Reading passage:
-=-=-

Installing a File System for SFTP

Lee Painter

In order for SFTP to function you need to install a File System. We provide a couple of implementations out of the box. Again its just a case of calling the methods in your configure method to initialise the file system.

Direct File System


This exposes the direct file system of your host operating system over SFTP. 

sshContext.setFileSystemProvider(new DirectFileSytemFactory());


This will use standard home directory locations, for example /home/${username} on Linux, /Users/${username} on OSX and C:\Documents and Settings\${username} on Windows. This is unlikely to be suitable for a production environment so we recommend implementing your own DirectFileHomeFactory and passing this into the DirectFileSystemFactory on creation.


Virtual File System


The Virtual File System is a much more flexible implementation which allows you to mount different types of file systems together into a single file system.

The following code will initialize the virtual file system with a single home mount using a native path under the servers working directory.

-=-=-

Stored data entries:

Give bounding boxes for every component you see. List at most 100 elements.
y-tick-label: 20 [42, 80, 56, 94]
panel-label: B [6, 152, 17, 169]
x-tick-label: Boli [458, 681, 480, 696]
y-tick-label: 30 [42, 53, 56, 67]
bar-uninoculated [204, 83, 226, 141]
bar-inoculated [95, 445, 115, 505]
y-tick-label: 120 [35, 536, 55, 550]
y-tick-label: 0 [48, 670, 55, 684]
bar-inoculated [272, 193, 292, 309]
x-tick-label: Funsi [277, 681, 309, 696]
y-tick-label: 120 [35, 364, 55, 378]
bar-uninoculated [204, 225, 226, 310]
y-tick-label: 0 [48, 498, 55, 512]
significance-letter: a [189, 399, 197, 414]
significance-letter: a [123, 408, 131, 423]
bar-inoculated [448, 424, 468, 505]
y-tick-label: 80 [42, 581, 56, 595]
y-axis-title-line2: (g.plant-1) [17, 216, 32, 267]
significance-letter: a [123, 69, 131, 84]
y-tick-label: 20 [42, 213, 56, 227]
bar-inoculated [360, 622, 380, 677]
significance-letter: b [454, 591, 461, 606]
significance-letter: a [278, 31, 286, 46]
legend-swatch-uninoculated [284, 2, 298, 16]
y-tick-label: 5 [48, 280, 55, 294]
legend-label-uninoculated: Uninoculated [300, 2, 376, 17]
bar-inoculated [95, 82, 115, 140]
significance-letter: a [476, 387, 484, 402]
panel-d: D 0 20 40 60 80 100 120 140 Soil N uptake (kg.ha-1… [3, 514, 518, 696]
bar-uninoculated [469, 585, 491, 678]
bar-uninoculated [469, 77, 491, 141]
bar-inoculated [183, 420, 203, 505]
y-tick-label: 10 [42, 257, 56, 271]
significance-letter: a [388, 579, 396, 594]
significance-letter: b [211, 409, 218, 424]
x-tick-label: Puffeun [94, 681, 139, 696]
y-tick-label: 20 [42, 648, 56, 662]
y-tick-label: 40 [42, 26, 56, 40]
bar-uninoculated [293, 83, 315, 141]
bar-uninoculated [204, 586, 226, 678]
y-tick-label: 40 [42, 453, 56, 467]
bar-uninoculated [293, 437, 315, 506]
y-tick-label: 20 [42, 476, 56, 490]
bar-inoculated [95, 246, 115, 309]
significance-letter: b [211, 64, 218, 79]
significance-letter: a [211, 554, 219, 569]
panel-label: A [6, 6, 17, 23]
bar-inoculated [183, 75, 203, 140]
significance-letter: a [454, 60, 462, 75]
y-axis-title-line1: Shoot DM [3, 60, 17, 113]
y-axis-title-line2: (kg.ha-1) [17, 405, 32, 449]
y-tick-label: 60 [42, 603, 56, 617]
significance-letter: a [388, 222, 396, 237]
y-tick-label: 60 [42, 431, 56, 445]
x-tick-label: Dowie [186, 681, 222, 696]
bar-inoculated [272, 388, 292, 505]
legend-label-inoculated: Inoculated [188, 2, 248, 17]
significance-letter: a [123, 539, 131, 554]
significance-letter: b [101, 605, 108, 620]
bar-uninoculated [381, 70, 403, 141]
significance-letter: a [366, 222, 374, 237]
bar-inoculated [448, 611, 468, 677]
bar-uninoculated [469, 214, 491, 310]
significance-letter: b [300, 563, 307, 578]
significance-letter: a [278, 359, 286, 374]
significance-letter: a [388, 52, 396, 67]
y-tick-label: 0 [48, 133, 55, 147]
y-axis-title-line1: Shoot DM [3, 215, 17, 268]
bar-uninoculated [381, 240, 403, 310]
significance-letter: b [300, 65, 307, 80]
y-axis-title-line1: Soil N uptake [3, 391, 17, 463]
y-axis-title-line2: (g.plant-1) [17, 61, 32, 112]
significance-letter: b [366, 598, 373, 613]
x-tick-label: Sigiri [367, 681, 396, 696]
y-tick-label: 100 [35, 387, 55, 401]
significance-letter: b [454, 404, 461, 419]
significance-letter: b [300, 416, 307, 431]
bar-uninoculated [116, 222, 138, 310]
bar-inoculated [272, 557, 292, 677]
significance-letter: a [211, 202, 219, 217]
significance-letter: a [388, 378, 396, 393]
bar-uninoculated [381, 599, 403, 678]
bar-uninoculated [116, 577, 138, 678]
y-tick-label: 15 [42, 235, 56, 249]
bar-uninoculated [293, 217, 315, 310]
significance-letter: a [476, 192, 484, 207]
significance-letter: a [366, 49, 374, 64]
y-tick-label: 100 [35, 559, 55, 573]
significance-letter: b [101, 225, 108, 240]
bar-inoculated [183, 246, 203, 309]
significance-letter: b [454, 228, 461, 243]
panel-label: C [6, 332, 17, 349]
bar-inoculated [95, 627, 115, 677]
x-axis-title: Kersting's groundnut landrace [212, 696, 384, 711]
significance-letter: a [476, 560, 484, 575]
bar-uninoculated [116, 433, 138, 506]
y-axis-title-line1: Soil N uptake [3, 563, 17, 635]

-=-=-

Please write out the stretch of the SFTP file system guide from "sshContext.setFileSystemProvider(new DirectFileSytemFactory());" through "servers working directory.", word for word.

sshContext.setFileSystemProvider(new DirectFileSytemFactory());


This will use standard home directory locations, for example /home/${username} on Linux, /Users/${username} on OSX and C:\Documents and Settings\${username} on Windows. This is unlikely to be suitable for a production environment so we recommend implementing your own DirectFileHomeFactory and passing this into the DirectFileSystemFactory on creation.


Virtual File System


The Virtual File System is a much more flexible implementation which allows you to mount different types of file systems together into a single file system.

The following code will initialize the virtual file system with a single home mount using a native path under the servers working directory.